• THE PROBLEM
Pull out each line of the data that includes the word "nóng".

## Begin

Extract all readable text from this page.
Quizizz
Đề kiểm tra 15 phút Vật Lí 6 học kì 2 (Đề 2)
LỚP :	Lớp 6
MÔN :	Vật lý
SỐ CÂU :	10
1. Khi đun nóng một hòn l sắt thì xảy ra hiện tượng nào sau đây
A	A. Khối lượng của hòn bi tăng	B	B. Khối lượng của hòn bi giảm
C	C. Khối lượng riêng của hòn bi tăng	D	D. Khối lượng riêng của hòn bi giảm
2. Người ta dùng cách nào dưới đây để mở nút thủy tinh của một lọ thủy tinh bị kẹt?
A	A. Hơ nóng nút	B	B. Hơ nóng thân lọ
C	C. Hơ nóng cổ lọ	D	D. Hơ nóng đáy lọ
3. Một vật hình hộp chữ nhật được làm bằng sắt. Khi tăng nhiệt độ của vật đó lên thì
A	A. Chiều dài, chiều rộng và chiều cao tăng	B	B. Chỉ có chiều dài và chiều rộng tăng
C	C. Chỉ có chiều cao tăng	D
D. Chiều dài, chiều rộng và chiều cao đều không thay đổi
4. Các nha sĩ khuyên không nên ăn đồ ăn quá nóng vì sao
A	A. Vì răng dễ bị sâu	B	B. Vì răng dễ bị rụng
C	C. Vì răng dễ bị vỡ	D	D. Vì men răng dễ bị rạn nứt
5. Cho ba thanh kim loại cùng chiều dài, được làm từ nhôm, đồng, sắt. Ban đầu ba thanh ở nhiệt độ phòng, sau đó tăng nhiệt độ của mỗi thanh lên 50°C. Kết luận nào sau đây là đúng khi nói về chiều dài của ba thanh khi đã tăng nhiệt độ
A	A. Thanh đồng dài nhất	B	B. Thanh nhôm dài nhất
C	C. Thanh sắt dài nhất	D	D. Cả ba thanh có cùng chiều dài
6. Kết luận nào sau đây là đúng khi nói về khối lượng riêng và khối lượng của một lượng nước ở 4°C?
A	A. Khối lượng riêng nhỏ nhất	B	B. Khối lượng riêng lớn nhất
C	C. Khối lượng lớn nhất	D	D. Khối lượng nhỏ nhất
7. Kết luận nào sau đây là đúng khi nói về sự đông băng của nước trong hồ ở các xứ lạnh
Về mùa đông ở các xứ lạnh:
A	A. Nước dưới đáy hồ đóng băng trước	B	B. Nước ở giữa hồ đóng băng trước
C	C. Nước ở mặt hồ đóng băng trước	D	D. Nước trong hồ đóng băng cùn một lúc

## End
## Begin

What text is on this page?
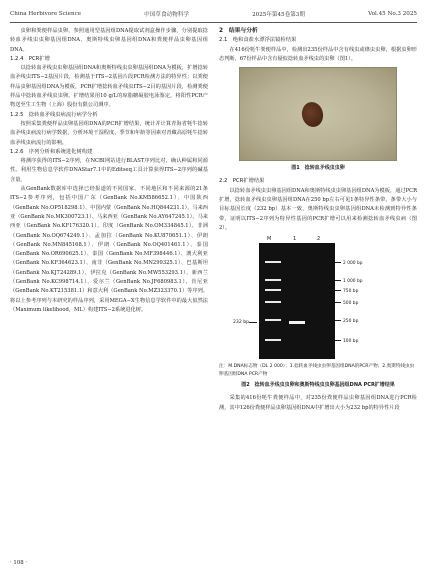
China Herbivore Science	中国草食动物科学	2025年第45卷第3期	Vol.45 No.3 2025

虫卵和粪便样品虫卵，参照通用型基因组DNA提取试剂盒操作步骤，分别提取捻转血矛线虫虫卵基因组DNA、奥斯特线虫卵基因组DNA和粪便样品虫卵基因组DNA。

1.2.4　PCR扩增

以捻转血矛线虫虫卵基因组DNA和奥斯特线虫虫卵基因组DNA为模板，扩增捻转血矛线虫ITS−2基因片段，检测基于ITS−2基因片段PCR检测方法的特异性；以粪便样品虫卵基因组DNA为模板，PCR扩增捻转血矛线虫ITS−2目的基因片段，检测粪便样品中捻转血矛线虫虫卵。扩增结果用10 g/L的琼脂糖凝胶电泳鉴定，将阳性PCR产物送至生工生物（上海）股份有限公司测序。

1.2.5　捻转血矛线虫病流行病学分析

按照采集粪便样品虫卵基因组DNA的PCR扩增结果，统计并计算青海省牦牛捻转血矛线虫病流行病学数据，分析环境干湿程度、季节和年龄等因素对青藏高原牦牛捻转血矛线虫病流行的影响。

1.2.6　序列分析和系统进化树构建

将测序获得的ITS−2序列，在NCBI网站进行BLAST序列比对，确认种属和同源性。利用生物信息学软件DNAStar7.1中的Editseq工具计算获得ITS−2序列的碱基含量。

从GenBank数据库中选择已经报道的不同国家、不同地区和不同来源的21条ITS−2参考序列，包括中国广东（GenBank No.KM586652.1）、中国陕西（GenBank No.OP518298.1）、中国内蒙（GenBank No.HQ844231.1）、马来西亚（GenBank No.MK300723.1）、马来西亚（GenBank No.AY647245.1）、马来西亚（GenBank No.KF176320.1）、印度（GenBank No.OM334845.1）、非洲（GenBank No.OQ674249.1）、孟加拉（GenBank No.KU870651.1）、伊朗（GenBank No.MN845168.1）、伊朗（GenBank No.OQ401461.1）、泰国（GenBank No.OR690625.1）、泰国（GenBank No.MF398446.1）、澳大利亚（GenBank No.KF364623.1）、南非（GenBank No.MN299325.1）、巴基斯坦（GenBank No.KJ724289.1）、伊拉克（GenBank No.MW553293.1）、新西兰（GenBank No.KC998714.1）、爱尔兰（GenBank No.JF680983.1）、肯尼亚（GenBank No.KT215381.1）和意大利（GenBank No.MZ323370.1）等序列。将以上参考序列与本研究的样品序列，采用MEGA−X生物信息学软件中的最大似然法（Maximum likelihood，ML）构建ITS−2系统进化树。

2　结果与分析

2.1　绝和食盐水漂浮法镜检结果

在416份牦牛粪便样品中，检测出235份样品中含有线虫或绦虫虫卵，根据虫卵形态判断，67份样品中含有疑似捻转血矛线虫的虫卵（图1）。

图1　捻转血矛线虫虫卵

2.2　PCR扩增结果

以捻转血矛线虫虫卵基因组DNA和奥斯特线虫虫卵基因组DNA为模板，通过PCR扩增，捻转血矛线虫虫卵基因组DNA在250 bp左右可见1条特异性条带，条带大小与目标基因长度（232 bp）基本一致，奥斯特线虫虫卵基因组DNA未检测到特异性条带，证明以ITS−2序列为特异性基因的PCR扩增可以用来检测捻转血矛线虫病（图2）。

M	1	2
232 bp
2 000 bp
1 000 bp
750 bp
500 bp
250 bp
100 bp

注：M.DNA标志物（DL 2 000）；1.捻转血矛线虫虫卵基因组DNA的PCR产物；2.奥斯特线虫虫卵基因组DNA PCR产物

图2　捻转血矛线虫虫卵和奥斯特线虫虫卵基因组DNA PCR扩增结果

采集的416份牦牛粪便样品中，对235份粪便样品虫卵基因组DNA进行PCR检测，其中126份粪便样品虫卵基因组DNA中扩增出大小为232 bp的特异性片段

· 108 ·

## End

• ANSWER TO THE TASK
1. Khi đun nóng một hòn l sắt thì xảy ra hiện tượng nào sau đây
A	A. Hơ nóng nút	B	B. Hơ nóng thân lọ
C	C. Hơ nóng cổ lọ	D	D. Hơ nóng đáy lọ
4. Các nha sĩ khuyên không nên ăn đồ ăn quá nóng vì sao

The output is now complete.